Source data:
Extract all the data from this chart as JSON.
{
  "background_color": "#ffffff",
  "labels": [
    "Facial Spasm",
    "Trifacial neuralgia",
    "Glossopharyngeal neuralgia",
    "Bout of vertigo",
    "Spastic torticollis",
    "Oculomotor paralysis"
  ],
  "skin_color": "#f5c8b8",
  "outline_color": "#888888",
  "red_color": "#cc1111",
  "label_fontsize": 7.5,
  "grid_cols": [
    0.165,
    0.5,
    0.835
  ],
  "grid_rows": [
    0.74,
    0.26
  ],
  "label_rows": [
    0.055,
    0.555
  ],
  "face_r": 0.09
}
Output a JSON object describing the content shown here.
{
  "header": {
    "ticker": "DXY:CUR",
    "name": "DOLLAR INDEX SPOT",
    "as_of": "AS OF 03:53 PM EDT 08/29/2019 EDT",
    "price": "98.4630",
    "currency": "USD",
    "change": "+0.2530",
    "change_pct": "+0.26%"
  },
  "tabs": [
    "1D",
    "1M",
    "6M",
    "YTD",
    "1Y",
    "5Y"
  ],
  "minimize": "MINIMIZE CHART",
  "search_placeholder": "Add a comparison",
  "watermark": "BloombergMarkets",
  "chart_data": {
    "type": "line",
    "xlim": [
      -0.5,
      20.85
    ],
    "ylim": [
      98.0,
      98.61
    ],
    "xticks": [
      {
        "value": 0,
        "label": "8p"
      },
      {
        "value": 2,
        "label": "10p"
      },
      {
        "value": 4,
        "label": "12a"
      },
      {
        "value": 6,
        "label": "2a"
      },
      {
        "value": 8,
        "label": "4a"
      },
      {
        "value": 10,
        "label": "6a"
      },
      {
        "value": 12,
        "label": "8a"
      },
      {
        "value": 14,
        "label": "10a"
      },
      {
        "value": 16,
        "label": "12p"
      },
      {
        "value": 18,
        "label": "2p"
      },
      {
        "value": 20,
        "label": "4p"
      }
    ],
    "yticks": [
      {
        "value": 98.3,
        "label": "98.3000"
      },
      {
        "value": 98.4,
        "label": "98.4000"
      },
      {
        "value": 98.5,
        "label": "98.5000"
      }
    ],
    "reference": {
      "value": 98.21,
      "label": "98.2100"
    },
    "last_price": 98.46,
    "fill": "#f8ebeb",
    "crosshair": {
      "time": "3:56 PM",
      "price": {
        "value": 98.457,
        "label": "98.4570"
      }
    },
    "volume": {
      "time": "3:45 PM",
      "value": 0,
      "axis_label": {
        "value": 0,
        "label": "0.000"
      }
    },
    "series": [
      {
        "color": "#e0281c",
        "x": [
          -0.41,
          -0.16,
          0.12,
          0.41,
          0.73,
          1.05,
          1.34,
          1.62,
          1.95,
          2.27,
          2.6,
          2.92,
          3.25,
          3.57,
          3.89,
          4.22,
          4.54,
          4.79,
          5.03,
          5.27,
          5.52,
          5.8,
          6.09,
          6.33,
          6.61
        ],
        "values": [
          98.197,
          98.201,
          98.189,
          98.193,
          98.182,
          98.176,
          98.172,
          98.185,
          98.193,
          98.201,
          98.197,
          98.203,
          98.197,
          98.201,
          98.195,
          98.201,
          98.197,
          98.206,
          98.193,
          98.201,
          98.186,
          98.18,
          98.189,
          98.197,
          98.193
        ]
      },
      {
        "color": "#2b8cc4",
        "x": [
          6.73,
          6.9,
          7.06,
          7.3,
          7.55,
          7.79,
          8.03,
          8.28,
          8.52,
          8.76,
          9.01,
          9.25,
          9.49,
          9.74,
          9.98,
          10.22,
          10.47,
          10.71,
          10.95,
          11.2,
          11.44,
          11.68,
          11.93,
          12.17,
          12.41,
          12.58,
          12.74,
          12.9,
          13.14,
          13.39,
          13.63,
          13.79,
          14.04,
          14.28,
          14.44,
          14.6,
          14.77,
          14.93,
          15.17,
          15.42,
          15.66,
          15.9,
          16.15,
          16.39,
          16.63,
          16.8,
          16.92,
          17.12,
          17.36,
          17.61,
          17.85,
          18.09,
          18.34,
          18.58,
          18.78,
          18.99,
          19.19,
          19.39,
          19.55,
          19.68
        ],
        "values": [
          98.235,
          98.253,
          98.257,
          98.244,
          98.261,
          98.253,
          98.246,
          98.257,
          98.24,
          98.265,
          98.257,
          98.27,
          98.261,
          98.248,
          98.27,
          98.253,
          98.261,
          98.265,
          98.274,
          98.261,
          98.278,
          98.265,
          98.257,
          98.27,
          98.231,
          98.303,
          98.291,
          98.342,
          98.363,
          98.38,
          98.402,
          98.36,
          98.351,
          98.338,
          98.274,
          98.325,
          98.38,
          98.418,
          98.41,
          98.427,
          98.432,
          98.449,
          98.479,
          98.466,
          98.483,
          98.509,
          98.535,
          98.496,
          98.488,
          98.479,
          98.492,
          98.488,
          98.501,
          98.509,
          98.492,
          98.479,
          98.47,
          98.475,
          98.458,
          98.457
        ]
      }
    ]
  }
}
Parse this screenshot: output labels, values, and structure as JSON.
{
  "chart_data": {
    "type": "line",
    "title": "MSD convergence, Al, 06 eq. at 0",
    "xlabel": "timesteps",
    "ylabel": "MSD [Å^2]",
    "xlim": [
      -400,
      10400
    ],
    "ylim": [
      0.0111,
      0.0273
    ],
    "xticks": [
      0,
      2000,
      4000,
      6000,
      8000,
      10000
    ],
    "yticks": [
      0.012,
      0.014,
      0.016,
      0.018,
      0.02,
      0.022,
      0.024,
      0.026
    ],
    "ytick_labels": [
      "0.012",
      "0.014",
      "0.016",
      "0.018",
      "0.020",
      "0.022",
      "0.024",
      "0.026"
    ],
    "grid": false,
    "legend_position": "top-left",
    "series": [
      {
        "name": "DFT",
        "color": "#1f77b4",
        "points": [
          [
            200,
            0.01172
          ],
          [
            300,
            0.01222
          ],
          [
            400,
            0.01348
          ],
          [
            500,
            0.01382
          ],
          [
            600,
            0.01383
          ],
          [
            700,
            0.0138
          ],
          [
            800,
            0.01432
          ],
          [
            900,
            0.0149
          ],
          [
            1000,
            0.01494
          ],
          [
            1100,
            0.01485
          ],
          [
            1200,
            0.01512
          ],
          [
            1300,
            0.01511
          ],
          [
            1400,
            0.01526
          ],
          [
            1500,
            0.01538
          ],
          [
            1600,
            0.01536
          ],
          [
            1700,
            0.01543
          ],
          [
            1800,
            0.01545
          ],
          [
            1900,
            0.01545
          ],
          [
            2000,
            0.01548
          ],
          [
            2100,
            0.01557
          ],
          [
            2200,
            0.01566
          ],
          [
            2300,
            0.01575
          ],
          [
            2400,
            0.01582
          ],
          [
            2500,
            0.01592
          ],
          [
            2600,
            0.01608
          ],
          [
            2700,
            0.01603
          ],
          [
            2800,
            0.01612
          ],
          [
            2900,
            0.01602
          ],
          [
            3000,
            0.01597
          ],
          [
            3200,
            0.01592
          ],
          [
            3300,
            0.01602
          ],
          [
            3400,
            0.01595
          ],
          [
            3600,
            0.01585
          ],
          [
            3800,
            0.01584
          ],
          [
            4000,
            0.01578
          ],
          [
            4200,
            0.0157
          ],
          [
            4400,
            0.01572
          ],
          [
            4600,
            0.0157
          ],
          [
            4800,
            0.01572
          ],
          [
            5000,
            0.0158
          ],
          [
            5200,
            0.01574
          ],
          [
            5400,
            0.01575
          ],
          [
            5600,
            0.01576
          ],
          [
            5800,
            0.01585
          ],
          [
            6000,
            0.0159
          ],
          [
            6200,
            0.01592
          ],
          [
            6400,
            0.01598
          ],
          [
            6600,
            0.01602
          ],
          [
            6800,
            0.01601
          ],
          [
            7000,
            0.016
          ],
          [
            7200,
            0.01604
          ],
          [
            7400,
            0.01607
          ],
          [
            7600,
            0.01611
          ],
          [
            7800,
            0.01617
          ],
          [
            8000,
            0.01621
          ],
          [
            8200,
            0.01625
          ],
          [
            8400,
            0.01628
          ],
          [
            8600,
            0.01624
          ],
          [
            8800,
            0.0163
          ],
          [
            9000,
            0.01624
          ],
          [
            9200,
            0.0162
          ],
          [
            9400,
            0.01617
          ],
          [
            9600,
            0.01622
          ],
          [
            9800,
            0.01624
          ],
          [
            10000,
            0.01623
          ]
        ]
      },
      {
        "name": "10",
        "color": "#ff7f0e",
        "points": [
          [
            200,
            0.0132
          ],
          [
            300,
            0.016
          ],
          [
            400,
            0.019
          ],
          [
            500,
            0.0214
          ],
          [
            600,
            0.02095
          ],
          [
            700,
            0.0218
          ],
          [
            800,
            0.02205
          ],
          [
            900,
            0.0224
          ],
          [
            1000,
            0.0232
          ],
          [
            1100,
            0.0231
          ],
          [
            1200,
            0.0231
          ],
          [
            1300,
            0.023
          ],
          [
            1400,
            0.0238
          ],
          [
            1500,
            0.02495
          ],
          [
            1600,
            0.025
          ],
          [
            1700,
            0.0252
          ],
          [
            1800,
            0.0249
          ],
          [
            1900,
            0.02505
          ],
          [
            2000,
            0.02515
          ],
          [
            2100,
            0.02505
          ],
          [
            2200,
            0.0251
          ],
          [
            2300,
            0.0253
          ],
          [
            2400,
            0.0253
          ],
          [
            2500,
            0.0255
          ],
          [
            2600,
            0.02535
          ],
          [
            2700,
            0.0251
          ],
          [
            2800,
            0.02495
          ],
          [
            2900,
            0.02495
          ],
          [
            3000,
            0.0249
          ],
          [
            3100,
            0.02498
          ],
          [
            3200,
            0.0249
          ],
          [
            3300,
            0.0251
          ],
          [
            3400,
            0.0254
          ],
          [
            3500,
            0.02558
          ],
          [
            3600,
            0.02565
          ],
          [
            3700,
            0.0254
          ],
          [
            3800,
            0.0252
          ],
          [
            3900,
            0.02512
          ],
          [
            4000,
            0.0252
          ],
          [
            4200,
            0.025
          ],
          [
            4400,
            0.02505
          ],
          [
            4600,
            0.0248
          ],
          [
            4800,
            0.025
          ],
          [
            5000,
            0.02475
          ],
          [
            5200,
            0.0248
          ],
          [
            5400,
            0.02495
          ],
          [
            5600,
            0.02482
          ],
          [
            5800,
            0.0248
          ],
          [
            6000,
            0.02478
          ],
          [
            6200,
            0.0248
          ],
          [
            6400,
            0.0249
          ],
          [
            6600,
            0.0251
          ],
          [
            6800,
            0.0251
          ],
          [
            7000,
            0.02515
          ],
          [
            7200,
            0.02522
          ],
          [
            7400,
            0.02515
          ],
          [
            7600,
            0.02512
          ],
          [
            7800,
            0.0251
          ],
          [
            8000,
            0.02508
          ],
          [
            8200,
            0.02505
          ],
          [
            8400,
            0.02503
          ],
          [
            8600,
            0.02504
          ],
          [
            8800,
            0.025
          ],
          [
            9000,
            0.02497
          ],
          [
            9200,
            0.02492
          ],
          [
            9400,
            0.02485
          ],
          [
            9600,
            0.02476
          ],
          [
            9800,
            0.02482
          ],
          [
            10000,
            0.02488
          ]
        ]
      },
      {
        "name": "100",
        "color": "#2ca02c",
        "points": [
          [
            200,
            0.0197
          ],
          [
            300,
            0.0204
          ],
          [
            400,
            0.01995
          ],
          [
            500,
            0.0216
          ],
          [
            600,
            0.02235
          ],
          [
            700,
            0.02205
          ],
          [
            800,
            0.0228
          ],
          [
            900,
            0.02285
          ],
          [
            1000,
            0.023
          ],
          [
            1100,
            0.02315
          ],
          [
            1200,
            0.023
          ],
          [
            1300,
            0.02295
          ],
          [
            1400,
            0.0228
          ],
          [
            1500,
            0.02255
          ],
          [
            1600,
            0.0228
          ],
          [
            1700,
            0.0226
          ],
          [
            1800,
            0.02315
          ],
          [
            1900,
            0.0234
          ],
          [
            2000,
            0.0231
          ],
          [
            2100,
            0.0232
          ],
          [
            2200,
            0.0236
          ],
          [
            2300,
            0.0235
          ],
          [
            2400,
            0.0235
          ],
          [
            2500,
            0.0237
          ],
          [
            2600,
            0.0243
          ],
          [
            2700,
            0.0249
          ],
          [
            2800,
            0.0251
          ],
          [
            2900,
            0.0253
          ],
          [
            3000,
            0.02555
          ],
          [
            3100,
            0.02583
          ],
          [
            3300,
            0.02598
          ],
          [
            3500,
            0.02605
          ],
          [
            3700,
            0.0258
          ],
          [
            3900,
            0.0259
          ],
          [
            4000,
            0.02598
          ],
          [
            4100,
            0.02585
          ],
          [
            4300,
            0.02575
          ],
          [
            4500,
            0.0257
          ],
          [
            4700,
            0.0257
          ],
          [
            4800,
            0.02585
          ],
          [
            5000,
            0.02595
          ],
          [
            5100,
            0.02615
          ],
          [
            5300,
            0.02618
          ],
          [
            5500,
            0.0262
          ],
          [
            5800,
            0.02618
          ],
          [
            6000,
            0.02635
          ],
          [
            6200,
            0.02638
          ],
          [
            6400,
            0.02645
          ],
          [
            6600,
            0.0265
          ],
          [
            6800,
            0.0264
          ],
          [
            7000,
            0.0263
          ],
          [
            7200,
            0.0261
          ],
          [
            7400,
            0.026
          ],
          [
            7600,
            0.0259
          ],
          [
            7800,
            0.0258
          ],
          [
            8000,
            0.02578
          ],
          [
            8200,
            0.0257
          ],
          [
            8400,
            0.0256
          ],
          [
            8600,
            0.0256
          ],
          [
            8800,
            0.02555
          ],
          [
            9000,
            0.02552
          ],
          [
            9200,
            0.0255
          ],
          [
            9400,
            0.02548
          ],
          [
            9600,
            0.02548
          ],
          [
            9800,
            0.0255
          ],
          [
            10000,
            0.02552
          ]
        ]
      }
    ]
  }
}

Required work »
Select all lines in the listing above where the word "JSON" appears, and show them.

Response for this exercise »
Extract all the data from this chart as JSON.
Output a JSON object describing the content shown here.
Parse this screenshot: output labels, values, and structure as JSON.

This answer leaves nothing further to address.